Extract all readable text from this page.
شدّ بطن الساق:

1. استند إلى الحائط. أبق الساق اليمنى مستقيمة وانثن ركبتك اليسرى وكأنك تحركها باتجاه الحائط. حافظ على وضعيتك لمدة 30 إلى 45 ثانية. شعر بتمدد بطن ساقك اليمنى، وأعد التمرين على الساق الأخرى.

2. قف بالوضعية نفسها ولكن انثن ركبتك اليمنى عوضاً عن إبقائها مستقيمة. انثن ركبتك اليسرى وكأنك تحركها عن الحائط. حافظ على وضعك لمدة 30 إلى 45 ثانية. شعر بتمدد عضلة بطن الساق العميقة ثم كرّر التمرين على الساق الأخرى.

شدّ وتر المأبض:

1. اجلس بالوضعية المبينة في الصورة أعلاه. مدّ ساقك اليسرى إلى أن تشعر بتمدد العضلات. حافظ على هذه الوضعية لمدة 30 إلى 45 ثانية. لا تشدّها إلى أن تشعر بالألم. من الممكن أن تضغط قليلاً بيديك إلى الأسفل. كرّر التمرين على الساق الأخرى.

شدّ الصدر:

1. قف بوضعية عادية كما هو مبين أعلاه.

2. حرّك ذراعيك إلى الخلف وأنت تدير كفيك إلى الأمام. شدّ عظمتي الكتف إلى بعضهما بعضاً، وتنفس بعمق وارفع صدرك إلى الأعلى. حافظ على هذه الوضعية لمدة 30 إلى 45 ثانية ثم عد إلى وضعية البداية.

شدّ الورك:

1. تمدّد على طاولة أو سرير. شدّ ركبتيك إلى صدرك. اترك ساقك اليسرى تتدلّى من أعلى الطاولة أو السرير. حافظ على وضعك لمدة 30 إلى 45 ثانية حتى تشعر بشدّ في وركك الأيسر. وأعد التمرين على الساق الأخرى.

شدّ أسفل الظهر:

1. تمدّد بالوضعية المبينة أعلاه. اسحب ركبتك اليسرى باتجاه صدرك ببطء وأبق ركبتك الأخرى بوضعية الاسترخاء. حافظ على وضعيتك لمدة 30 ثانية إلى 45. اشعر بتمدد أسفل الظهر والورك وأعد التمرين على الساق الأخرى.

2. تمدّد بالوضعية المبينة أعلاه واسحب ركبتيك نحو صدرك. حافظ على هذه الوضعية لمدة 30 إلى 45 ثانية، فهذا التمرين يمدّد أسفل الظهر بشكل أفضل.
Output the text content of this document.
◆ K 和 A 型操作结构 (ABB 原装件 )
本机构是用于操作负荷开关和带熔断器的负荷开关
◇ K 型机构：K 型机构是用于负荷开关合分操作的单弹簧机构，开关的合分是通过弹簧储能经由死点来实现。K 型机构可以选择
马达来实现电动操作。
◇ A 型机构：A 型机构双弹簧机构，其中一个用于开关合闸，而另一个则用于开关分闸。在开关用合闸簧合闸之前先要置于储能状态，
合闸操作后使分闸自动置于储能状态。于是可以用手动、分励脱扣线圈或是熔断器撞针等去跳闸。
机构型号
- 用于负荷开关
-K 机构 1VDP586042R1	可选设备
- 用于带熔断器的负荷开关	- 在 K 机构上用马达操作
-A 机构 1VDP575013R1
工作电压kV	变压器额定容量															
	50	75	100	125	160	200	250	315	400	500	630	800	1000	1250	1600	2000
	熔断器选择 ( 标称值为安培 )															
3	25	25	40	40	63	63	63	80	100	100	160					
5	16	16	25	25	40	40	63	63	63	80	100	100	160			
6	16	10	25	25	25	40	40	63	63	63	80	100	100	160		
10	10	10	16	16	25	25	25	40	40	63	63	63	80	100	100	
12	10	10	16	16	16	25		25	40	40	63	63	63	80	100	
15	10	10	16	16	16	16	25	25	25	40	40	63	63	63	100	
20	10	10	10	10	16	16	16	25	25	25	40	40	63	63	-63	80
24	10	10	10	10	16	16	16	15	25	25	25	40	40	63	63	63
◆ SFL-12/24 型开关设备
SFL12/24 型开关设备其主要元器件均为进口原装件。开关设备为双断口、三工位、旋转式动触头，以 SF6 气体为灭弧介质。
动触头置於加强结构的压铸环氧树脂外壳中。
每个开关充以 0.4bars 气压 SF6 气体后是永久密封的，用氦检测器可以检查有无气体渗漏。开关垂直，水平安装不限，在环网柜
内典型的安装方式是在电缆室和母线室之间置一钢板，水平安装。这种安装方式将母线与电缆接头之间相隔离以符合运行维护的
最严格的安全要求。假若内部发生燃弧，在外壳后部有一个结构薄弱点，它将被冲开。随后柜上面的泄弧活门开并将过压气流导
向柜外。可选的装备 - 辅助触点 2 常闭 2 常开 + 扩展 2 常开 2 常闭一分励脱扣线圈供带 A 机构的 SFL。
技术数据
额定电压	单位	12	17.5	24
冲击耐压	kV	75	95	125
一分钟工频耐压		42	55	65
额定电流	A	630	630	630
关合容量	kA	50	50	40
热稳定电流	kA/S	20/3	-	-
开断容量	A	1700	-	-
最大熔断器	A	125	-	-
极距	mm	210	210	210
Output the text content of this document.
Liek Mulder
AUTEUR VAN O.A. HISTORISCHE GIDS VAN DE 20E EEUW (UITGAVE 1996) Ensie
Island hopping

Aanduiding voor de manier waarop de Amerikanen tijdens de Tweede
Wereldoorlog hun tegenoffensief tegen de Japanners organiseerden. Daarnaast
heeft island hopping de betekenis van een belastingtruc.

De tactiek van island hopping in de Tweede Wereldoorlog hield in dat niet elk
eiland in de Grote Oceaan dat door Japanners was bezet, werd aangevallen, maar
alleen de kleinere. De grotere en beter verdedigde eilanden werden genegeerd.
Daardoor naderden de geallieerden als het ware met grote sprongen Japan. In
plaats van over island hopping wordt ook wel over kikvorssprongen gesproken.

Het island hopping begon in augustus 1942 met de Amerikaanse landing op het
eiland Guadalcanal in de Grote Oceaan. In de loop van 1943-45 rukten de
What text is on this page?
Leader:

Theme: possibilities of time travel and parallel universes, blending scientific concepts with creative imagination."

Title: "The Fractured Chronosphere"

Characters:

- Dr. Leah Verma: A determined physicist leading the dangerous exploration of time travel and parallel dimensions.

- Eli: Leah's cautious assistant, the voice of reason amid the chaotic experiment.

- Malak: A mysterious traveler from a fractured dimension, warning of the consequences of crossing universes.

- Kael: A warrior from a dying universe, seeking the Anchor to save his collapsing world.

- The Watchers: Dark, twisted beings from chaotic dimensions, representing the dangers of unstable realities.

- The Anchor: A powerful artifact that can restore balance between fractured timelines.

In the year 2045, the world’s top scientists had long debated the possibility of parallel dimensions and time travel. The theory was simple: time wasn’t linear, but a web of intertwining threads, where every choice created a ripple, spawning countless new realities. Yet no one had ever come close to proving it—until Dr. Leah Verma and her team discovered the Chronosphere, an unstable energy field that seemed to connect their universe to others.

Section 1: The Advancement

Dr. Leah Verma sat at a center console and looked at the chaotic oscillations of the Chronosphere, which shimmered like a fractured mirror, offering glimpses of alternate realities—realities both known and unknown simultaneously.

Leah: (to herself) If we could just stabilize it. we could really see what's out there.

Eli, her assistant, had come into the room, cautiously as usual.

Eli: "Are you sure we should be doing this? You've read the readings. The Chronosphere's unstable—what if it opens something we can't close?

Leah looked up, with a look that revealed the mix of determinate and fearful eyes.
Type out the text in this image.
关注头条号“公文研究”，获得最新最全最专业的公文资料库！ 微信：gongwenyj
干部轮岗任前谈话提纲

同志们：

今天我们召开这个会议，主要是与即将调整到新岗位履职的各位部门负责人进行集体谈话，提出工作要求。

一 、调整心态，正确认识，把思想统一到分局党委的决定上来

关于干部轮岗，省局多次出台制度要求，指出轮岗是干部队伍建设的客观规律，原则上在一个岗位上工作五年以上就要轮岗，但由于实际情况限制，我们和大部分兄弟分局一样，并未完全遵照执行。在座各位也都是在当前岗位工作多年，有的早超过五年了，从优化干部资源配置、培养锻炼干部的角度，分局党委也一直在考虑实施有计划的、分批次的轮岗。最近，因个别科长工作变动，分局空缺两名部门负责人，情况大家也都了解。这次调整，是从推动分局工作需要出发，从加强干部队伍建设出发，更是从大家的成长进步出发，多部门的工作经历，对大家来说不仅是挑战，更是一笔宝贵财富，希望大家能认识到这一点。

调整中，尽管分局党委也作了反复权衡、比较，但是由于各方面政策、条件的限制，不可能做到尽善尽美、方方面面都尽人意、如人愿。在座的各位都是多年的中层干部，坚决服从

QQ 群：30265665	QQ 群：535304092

#####

WHAT IS ASKED » Scan the listing above. Collect all lines with the word "الظهر".

RESULT »
شدّ أسفل الظهر:
1. تمدّد بالوضعية المبينة أعلاه. اسحب ركبتك اليسرى باتجاه صدرك ببطء وأبق ركبتك الأخرى بوضعية الاسترخاء. حافظ على وضعيتك لمدة 30 ثانية إلى 45. اشعر بتمدد أسفل الظهر والورك وأعد التمرين على الساق الأخرى.
2. تمدّد بالوضعية المبينة أعلاه واسحب ركبتيك نحو صدرك. حافظ على هذه الوضعية لمدة 30 إلى 45 ثانية، فهذا التمرين يمدّد أسفل الظهر بشكل أفضل.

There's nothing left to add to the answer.